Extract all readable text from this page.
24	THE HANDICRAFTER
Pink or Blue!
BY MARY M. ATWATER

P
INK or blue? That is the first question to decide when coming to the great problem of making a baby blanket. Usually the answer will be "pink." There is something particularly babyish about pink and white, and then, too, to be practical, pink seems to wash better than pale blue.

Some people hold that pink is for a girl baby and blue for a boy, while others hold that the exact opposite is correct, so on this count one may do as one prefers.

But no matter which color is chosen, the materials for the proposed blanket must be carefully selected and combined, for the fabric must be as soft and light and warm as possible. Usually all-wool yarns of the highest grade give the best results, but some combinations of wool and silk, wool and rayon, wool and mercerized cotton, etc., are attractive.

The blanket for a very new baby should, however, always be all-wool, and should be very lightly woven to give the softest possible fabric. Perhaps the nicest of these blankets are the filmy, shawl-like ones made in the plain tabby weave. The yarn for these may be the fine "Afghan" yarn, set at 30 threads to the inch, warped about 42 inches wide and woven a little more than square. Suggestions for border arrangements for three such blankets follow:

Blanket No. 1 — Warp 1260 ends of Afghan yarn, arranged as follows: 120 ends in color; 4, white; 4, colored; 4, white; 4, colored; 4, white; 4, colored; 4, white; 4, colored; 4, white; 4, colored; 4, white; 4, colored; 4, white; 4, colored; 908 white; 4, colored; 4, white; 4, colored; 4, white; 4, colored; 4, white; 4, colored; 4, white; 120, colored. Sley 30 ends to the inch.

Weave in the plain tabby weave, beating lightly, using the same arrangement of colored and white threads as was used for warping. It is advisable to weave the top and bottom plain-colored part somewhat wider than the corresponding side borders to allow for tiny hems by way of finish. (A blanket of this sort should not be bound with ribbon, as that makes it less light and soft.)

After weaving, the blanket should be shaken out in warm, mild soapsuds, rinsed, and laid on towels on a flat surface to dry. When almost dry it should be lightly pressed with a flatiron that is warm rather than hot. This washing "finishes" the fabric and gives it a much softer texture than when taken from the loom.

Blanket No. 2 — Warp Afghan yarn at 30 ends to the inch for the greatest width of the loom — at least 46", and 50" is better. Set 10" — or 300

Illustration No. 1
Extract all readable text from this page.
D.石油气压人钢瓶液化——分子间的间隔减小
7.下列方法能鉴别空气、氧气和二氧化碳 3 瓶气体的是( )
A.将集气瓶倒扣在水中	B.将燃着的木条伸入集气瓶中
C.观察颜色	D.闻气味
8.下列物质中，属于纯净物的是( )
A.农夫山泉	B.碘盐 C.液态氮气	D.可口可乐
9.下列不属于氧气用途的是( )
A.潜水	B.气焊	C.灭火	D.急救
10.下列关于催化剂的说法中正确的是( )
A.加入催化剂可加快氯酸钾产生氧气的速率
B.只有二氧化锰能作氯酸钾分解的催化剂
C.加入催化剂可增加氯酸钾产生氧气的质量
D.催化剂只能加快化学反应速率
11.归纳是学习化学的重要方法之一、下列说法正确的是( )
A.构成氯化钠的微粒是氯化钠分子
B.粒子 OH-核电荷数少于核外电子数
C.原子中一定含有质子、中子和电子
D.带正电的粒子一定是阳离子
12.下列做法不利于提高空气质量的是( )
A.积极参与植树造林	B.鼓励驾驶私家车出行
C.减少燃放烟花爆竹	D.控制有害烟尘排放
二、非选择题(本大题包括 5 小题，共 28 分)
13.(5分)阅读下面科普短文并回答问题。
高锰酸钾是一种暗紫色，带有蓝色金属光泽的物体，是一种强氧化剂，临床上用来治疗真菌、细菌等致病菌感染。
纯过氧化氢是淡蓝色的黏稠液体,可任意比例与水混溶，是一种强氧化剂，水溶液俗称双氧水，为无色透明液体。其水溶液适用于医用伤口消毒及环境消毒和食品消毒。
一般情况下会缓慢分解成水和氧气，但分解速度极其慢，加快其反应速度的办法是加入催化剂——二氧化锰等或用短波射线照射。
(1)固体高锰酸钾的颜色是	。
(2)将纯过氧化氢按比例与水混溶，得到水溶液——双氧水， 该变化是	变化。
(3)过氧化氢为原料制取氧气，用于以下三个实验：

____________

Task instructions:
Repeat every entry exactly, please.

Complete response:
Extract all readable text from this page.
24	THE HANDICRAFTER
Pink or Blue!
BY MARY M. ATWATER

P
INK or blue? That is the first question to decide when coming to the great problem of making a baby blanket. Usually the answer will be "pink." There is something particularly babyish about pink and white, and then, too, to be practical, pink seems to wash better than pale blue.

Some people hold that pink is for a girl baby and blue for a boy, while others hold that the exact opposite is correct, so on this count one may do as one prefers.

But no matter which color is chosen, the materials for the proposed blanket must be carefully selected and combined, for the fabric must be as soft and light and warm as possible. Usually all-wool yarns of the highest grade give the best results, but some combinations of wool and silk, wool and rayon, wool and mercerized cotton, etc., are attractive.

The blanket for a very new baby should, however, always be all-wool, and should be very lightly woven to give the softest possible fabric. Perhaps the nicest of these blankets are the filmy, shawl-like ones made in the plain tabby weave. The yarn for these may be the fine "Afghan" yarn, set at 30 threads to the inch, warped about 42 inches wide and woven a little more than square. Suggestions for border arrangements for three such blankets follow:

Blanket No. 1 — Warp 1260 ends of Afghan yarn, arranged as follows: 120 ends in color; 4, white; 4, colored; 4, white; 4, colored; 4, white; 4, colored; 4, white; 4, colored; 4, white; 4, colored; 4, white; 4, colored; 4, white; 4, colored; 908 white; 4, colored; 4, white; 4, colored; 4, white; 4, colored; 4, white; 4, colored; 4, white; 120, colored. Sley 30 ends to the inch.

Weave in the plain tabby weave, beating lightly, using the same arrangement of colored and white threads as was used for warping. It is advisable to weave the top and bottom plain-colored part somewhat wider than the corresponding side borders to allow for tiny hems by way of finish. (A blanket of this sort should not be bound with ribbon, as that makes it less light and soft.)

After weaving, the blanket should be shaken out in warm, mild soapsuds, rinsed, and laid on towels on a flat surface to dry. When almost dry it should be lightly pressed with a flatiron that is warm rather than hot. This washing "finishes" the fabric and gives it a much softer texture than when taken from the loom.

Blanket No. 2 — Warp Afghan yarn at 30 ends to the inch for the greatest width of the loom — at least 46", and 50" is better. Set 10" — or 300

Illustration No. 1
Extract all readable text from this page.
D.石油气压人钢瓶液化——分子间的间隔减小
7.下列方法能鉴别空气、氧气和二氧化碳 3 瓶气体的是( )
A.将集气瓶倒扣在水中	B.将燃着的木条伸入集气瓶中
C.观察颜色	D.闻气味
8.下列物质中，属于纯净物的是( )
A.农夫山泉	B.碘盐 C.液态氮气	D.可口可乐
9.下列不属于氧气用途的是( )
A.潜水	B.气焊	C.灭火	D.急救
10.下列关于催化剂的说法中正确的是( )
A.加入催化剂可加快氯酸钾产生氧气的速率
B.只有二氧化锰能作氯酸钾分解的催化剂
C.加入催化剂可增加氯酸钾产生氧气的质量
D.催化剂只能加快化学反应速率
11.归纳是学习化学的重要方法之一、下列说法正确的是( )
A.构成氯化钠的微粒是氯化钠分子
B.粒子 OH-核电荷数少于核外电子数
C.原子中一定含有质子、中子和电子
D.带正电的粒子一定是阳离子
12.下列做法不利于提高空气质量的是( )
A.积极参与植树造林	B.鼓励驾驶私家车出行
C.减少燃放烟花爆竹	D.控制有害烟尘排放
二、非选择题(本大题包括 5 小题，共 28 分)
13.(5分)阅读下面科普短文并回答问题。
高锰酸钾是一种暗紫色，带有蓝色金属光泽的物体，是一种强氧化剂，临床上用来治疗真菌、细菌等致病菌感染。
纯过氧化氢是淡蓝色的黏稠液体,可任意比例与水混溶，是一种强氧化剂，水溶液俗称双氧水，为无色透明液体。其水溶液适用于医用伤口消毒及环境消毒和食品消毒。
一般情况下会缓慢分解成水和氧气，但分解速度极其慢，加快其反应速度的办法是加入催化剂——二氧化锰等或用短波射线照射。
(1)固体高锰酸钾的颜色是	。
(2)将纯过氧化氢按比例与水混溶，得到水溶液——双氧水， 该变化是	变化。
(3)过氧化氢为原料制取氧气，用于以下三个实验：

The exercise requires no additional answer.